Fragmento del documento
══════════

Como ayer en Pekín y anteayer en Praga, volvíamos a contemplar en Moscú el enfrentamiento de la multitud desarmada con los tanques, el tenso diálogo entre los tanquistas que reciben órdenes de sus superiores y los jóvenes que quieren vivir una nueva vida y que no aceptan las imposiciones de la fuerza bruta. Felizmente el final inmediato del enfrentamiento ha sido en este caso muy distinto del que vivieron los resistentes de Praga y de Pequín.

Hacía también veinte o veinticinco años de cuando otros jóvenes, en este caso de la Europa occidental, discutían con pasión (no siempre razonada) acerca de las posibilidades de la vía pacífica al socialismo. Surgió entonces una idea “que llegó a cuajar en las cabezas de muchas personas no-violentas o al menos convencidas de que hay que evitar la violencia política y militar mientras se pueda.” La idea era la siguiente:

Obstaculizar el movimiento de los tanques con un océano de manifestantes, convencer a los tanquistas, con la tranquila fuerza de la razón, de que no hay que disparar contra padres y hermanos, y obligar a quienes dan las órdenes a los tanquistas a cambiar de opinión y a deponer su actitud arrogante. Al fin y al cabo -se decía entonces- qué otras armas que no sean la desobediencia civil pacífica y la fuerza de la razón de la multitud actuando colectivamente puede oponerse hoy en día a la sofisticación del armamento que utilizan los ejércitos, todos los ejércitos.

Al pensar así, recordaba el autor de Marx (sin ismos), pocos, muy pocos de los jóvenes de entonces tenían en la mente las calles de Moscú.

La idea nació más bien para ser puesta en práctica en los bulevares de París, en las plazas de Roma o en las calles de Berlín y de Madrid. Pero ya se sabe que los hombres, jóvenes o adultos, hacen la historia, aspiran a ser sujetos de la historia, en condiciones que ellos mismo no eligen. Nada de extraño tiene, pues, que una idea que brotó en Europa Occidental para traer el socialismo, el buen socialismo, haya acabado cuajando inesperadamente en el otro extremo de Europa contribuyendo así a poner fin a la última degradación de una experiencia pseudosocialista, la del autogolpe bonapartista.

Ya los marxistas críticos (que el autor estudió detenidamente), los cristianos sin dogma (con los que simpatizó y colaboró: Noticias obreras, El Ciervo), y “unos pocos humoristas laicos de los que siguen creyendo en la fuerza material de los ideales cuando estos arraigan en las multitudes” (seguramente estaría pensando en El Roto o Máximo), “tenían noticia de que el verbo a veces se hace acción muy lejos del lugar en que fue pronunciado”. Tal vez, apuntaba el entonces profesor de Metodología de las Ciencias Sociales con ironía, “porque la Historia no parece tener trato preferencial con intelectuales y científicos sociales del Occidente demasiado seguros en sus predicciones”.

══════════

Datos mostrados
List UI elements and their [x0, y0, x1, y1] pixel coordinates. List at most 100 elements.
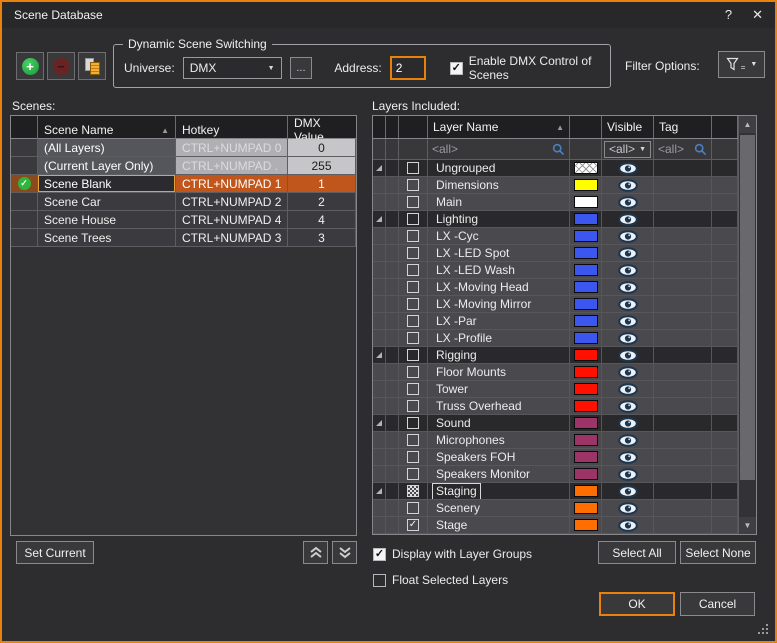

══════════

Detalles de la tarea
Devuelve literalmente el pasaje del fragmento sobre los tanques en Moscú que va desde "La idea nació" hasta "del autogolpe bonapartista.", ambos incluidos.

Respuesta completa
La idea nació más bien para ser puesta en práctica en los bulevares de París, en las plazas de Roma o en las calles de Berlín y de Madrid. Pero ya se sabe que los hombres, jóvenes o adultos, hacen la historia, aspiran a ser sujetos de la historia, en condiciones que ellos mismo no eligen. Nada de extraño tiene, pues, que una idea que brotó en Europa Occidental para traer el socialismo, el buen socialismo, haya acabado cuajando inesperadamente en el otro extremo de Europa contribuyendo así a poner fin a la última degradación de una experiencia pseudosocialista, la del autogolpe bonapartista.